Brano di esercizio
━━━━━━━━━━
Dispone l’art. 1337 c.c.:
«Le parti, nello svolgimento delle trattative e nella formazione del contratto, devono comportarsi secondo buona fede».
È noto che l’articolo in esame riguardi la materia della cd. responsabilità precontrattuale, che viene in questione tutte le volte che sia lesa la libertà negoziale di un soggetto. Quest’ultima, come egregiamente è stato scritto, «. . . non tutela l’interesse all’adempimento ma l’interesse del soggetto a non essere coinvolto in trattative inutili, a non stipulare contratti invalidi o inefficaci e a non subire coartazioni o inganni in ordine ad atti negoziali» (così, Bianca C. M., Diritto civile, 3, Milano, 1997 [rist.], 160).
━━━━━━━━━━
Dati da analizzare

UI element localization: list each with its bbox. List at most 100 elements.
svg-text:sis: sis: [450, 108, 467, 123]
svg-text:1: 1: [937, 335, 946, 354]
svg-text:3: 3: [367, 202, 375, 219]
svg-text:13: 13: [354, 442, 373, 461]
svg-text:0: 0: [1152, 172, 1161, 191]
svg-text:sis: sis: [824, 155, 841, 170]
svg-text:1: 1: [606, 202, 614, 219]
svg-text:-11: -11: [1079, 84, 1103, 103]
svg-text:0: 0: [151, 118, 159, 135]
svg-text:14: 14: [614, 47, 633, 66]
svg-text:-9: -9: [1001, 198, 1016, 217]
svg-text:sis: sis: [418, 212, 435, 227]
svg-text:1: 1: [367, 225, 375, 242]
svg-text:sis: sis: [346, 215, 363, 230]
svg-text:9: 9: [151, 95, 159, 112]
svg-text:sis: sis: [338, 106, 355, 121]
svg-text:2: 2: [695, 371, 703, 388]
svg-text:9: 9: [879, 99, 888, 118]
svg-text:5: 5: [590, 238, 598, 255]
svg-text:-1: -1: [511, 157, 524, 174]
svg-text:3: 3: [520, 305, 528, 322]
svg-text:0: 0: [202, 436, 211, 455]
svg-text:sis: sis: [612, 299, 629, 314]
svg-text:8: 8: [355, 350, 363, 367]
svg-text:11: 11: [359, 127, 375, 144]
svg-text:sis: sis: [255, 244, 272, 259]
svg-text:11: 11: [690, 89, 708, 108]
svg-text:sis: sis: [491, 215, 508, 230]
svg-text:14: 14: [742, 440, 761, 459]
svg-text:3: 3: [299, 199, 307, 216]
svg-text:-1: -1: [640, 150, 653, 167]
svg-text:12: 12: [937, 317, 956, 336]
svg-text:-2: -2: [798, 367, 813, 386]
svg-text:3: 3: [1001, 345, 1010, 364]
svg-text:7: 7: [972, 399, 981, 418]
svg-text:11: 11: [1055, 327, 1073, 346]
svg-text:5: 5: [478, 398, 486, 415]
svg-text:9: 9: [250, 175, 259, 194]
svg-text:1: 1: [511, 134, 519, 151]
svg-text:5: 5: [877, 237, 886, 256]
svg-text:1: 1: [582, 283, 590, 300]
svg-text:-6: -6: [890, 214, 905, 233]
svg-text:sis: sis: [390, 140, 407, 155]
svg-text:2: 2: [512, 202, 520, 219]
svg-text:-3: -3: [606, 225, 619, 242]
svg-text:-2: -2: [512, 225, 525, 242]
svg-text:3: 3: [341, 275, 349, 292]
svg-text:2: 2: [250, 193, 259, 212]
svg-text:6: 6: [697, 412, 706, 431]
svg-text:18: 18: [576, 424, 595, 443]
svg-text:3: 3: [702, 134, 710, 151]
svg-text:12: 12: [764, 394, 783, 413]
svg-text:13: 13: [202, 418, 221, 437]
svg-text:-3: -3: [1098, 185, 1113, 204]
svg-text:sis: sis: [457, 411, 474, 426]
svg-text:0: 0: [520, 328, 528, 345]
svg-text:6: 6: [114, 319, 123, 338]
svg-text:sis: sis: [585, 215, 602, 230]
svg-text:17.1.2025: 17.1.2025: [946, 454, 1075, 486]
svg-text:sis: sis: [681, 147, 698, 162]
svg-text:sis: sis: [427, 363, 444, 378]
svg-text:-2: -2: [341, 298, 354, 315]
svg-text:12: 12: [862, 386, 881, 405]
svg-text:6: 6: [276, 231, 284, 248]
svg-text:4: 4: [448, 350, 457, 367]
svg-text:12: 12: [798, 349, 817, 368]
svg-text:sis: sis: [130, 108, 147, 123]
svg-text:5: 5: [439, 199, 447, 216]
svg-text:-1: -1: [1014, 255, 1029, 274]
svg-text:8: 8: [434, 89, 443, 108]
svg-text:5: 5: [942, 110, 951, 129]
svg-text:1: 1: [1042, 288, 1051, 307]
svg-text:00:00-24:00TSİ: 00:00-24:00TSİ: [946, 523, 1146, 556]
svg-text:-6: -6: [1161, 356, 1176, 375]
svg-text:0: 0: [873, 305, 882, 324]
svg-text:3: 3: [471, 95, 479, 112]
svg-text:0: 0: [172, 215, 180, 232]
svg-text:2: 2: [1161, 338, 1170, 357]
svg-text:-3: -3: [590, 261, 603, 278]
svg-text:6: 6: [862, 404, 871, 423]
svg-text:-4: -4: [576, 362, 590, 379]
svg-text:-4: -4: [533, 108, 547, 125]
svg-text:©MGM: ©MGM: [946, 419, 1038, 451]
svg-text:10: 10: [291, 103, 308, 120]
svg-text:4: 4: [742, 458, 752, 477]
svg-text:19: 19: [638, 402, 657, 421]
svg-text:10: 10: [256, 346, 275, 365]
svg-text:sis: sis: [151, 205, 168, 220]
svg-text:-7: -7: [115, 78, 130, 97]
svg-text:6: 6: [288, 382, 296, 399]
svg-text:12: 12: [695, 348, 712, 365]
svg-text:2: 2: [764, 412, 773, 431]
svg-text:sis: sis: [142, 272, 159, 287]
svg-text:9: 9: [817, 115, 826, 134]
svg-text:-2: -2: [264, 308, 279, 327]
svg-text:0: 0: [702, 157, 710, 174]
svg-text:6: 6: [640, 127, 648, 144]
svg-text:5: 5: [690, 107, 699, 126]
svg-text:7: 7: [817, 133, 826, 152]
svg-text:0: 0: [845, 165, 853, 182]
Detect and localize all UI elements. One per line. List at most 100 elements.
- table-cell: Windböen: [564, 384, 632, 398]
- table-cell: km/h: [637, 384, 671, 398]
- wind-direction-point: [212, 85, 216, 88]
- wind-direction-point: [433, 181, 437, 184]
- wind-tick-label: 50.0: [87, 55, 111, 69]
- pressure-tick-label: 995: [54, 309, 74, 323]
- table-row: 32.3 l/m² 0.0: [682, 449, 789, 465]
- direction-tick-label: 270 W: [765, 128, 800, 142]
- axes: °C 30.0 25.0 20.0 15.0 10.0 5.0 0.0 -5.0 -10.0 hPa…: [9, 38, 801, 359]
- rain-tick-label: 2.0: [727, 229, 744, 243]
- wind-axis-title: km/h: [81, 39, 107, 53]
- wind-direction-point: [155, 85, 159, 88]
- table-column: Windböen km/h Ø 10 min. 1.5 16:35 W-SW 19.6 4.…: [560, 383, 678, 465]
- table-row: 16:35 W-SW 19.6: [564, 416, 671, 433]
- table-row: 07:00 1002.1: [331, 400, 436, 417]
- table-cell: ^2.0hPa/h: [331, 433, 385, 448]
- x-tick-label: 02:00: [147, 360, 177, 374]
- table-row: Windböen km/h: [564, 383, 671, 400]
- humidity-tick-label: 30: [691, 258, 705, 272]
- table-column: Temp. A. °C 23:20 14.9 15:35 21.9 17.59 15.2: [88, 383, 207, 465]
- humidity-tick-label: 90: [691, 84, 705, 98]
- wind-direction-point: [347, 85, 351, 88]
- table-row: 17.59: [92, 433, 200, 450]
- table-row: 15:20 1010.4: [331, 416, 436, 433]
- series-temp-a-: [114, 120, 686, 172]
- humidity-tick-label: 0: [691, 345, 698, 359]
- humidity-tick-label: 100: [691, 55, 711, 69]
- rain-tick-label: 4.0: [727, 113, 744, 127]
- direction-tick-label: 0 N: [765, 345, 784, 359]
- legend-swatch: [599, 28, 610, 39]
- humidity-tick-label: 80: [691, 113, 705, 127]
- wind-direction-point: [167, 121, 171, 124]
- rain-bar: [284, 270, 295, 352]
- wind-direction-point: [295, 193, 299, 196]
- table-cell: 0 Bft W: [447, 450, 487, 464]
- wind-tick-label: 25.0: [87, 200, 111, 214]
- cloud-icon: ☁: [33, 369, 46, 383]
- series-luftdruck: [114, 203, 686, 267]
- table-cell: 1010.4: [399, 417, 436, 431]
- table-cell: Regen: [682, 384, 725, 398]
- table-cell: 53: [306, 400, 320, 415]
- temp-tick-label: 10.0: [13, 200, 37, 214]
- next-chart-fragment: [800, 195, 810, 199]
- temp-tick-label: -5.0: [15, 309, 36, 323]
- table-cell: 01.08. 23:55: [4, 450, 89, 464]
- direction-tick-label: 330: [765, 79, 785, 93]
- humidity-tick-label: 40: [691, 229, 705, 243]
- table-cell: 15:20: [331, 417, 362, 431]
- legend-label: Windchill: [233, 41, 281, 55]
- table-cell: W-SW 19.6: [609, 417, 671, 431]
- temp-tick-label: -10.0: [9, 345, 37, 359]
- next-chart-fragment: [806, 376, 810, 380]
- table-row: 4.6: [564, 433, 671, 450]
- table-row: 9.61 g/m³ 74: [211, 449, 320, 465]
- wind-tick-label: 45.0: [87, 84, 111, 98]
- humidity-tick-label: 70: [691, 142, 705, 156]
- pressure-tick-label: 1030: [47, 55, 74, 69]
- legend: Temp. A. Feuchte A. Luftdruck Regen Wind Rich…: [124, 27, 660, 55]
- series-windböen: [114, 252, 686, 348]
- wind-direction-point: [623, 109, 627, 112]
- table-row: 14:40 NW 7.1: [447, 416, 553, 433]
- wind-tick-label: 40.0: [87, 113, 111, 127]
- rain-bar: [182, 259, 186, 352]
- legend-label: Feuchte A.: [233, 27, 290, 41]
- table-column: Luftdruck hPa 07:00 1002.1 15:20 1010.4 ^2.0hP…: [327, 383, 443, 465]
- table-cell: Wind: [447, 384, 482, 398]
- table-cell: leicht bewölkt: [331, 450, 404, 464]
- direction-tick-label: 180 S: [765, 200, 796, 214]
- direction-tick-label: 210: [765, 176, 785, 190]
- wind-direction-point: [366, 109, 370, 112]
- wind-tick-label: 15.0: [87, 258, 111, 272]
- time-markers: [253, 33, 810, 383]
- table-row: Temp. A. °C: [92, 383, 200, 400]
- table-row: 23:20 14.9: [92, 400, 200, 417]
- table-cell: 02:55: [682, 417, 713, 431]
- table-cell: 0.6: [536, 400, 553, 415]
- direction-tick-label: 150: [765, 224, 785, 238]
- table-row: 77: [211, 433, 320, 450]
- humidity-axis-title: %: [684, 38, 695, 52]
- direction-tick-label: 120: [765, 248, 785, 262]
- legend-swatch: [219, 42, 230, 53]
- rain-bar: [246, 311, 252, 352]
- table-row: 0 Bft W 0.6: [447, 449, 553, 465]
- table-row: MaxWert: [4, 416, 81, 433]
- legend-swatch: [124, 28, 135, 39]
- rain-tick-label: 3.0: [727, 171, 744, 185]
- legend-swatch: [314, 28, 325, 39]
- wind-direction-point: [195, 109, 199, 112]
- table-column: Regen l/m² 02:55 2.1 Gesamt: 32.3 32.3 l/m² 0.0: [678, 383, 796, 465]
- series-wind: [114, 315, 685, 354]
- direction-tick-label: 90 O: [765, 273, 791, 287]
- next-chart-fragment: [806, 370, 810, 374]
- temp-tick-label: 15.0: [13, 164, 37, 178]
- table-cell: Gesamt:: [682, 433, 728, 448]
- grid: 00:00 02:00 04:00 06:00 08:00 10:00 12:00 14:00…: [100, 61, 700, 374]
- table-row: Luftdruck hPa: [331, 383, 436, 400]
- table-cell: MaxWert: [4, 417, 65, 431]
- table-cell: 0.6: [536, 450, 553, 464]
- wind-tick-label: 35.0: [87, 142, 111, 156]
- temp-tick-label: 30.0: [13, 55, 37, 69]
━━━━━━━━━━
Cosa fare
- 1) Stabilisci se ciascuna delle affermazioni (a), (b) e (c) concorda con il brano, rispondendo sì o no e citando alla lettera le parole del brano che lo decidono. (a) L’art. 1337 c.c. impone alle parti di comportarsi secondo buona fede nello svolgimento delle trattative e nella formazione del contratto. (b) Secondo il brano, l’articolo in esame riguarda la materia della responsabilità contrattuale. (c) L’opera citata alla fine del brano è stata pubblicata a Milano.
- 2) Riporta dal brano, senza alcuna modifica, la parte compresa tra «È noto che l’articolo» e «1997 [rist.], 160).», entrambe incluse.

Elenco risposte
- 1)
(a) Sì: «Le parti, nello svolgimento delle trattative e nella formazione del contratto, devono comportarsi secondo buona fede».
(b) No: «riguardi la materia della cd. responsabilità precontrattuale».
(c) Sì: «Milano, 1997 [rist.]».

- 2)
È noto che l’articolo in esame riguardi la materia della cd. responsabilità precontrattuale, che viene in questione tutte le volte che sia lesa la libertà negoziale di un soggetto. Quest’ultima, come egregiamente è stato scritto, «. . . non tutela l’interesse all’adempimento ma l’interesse del soggetto a non essere coinvolto in trattative inutili, a non stipulare contratti invalidi o inefficaci e a non subire coartazioni o inganni in ordine ad atti negoziali» (così, Bianca C. M., Diritto civile, 3, Milano, 1997 [rist.], 160).